## Task to carry out
Of all the lines in the material below, how many include the string "работ"? Give the number only.

──────

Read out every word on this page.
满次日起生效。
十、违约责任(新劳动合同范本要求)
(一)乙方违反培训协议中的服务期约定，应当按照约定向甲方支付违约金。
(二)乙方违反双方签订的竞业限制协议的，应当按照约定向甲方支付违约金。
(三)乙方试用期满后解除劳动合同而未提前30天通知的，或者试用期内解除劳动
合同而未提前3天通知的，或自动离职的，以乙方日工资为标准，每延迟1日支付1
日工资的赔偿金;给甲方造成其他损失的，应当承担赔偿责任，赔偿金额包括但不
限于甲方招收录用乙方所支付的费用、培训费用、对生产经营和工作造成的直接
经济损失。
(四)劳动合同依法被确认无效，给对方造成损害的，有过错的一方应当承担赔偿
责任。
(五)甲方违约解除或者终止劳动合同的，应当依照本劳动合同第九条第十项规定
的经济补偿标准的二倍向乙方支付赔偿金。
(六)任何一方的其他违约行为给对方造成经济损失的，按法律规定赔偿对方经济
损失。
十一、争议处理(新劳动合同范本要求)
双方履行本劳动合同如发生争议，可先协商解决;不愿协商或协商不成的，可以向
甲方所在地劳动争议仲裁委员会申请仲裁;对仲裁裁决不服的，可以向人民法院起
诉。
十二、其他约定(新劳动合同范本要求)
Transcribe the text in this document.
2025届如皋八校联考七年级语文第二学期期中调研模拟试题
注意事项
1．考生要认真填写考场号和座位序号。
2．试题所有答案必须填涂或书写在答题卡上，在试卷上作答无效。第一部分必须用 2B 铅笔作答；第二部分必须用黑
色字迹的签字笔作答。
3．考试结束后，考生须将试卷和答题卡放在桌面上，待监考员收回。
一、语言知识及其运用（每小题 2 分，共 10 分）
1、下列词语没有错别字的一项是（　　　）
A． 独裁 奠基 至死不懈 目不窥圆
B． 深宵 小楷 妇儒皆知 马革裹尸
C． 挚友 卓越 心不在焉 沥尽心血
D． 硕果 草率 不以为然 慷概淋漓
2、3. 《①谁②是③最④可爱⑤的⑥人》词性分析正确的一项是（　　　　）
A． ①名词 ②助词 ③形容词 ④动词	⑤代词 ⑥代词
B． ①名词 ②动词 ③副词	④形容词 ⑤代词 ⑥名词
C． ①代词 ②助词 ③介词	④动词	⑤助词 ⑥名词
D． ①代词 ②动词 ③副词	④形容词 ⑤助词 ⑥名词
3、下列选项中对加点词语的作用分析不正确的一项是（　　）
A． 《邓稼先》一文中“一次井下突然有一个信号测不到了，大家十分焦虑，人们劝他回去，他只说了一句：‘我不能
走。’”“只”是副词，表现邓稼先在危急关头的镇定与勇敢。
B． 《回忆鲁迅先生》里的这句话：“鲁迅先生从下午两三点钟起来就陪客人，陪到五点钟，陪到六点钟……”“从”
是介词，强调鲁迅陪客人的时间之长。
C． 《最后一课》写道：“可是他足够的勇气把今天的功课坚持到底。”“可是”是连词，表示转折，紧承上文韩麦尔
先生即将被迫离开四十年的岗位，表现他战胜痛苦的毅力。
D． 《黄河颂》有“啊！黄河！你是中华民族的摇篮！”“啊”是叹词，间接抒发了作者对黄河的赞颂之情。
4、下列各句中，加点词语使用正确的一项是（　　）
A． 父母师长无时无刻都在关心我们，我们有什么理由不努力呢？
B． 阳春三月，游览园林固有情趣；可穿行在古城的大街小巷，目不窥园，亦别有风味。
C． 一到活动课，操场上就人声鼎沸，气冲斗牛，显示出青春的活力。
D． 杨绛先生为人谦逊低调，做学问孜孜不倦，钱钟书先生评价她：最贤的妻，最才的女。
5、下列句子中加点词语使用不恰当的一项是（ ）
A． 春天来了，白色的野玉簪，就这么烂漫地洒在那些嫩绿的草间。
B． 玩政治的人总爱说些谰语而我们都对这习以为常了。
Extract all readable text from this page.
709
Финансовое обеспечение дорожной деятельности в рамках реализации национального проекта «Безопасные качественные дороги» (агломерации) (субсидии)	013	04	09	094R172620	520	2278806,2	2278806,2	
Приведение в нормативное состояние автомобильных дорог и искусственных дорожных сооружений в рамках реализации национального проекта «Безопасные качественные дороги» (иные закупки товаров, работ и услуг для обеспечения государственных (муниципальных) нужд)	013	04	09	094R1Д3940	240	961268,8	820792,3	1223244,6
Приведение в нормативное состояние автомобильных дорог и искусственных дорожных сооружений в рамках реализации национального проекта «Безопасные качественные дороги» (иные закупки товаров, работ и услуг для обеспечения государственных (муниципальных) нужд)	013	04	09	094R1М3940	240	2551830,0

──────

## Worked solution
2